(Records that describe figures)
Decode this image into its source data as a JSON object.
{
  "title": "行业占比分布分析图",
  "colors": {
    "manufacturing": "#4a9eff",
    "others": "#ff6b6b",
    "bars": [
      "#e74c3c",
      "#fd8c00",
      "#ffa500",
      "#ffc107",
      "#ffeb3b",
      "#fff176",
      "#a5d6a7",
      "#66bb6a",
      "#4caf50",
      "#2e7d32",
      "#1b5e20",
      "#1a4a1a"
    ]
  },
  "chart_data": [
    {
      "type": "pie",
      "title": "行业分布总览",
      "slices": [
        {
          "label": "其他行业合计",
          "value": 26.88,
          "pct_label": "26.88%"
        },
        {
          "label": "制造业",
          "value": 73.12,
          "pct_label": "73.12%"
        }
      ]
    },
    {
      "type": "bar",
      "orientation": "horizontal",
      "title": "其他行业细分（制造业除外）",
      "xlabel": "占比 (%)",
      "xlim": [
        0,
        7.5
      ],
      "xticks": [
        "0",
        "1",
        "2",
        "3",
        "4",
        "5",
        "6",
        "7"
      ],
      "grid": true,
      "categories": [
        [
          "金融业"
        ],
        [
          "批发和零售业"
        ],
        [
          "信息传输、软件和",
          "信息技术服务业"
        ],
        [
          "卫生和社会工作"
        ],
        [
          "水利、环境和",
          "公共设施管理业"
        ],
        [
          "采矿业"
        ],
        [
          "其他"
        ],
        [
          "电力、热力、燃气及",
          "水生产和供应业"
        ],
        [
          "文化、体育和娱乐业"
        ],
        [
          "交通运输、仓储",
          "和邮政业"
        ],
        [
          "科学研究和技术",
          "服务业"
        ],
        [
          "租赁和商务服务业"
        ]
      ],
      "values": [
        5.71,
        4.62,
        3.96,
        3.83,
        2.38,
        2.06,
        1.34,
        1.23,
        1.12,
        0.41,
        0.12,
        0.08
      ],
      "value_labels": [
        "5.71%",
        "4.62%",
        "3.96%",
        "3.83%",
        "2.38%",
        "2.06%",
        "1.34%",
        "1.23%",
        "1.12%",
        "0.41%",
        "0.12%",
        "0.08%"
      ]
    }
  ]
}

◆ WHAT IS BEING ASKED
Retype the listing exactly, in full.

◆ RESULT BELOW
Decode this image into its source data as a JSON object.
{
  "title": "行业占比分布分析图",
  "colors": {
    "manufacturing": "#4a9eff",
    "others": "#ff6b6b",
    "bars": [
      "#e74c3c",
      "#fd8c00",
      "#ffa500",
      "#ffc107",
      "#ffeb3b",
      "#fff176",
      "#a5d6a7",
      "#66bb6a",
      "#4caf50",
      "#2e7d32",
      "#1b5e20",
      "#1a4a1a"
    ]
  },
  "chart_data": [
    {
      "type": "pie",
      "title": "行业分布总览",
      "slices": [
        {
          "label": "其他行业合计",
          "value": 26.88,
          "pct_label": "26.88%"
        },
        {
          "label": "制造业",
          "value": 73.12,
          "pct_label": "73.12%"
        }
      ]
    },
    {
      "type": "bar",
      "orientation": "horizontal",
      "title": "其他行业细分（制造业除外）",
      "xlabel": "占比 (%)",
      "xlim": [
        0,
        7.5
      ],
      "xticks": [
        "0",
        "1",
        "2",
        "3",
        "4",
        "5",
        "6",
        "7"
      ],
      "grid": true,
      "categories": [
        [
          "金融业"
        ],
        [
          "批发和零售业"
        ],
        [
          "信息传输、软件和",
          "信息技术服务业"
        ],
        [
          "卫生和社会工作"
        ],
        [
          "水利、环境和",
          "公共设施管理业"
        ],
        [
          "采矿业"
        ],
        [
          "其他"
        ],
        [
          "电力、热力、燃气及",
          "水生产和供应业"
        ],
        [
          "文化、体育和娱乐业"
        ],
        [
          "交通运输、仓储",
          "和邮政业"
        ],
        [
          "科学研究和技术",
          "服务业"
        ],
        [
          "租赁和商务服务业"
        ]
      ],
      "values": [
        5.71,
        4.62,
        3.96,
        3.83,
        2.38,
        2.06,
        1.34,
        1.23,
        1.12,
        0.41,
        0.12,
        0.08
      ],
      "value_labels": [
        "5.71%",
        "4.62%",
        "3.96%",
        "3.83%",
        "2.38%",
        "2.06%",
        "1.34%",
        "1.23%",
        "1.12%",
        "0.41%",
        "0.12%",
        "0.08%"
      ]
    }
  ]
}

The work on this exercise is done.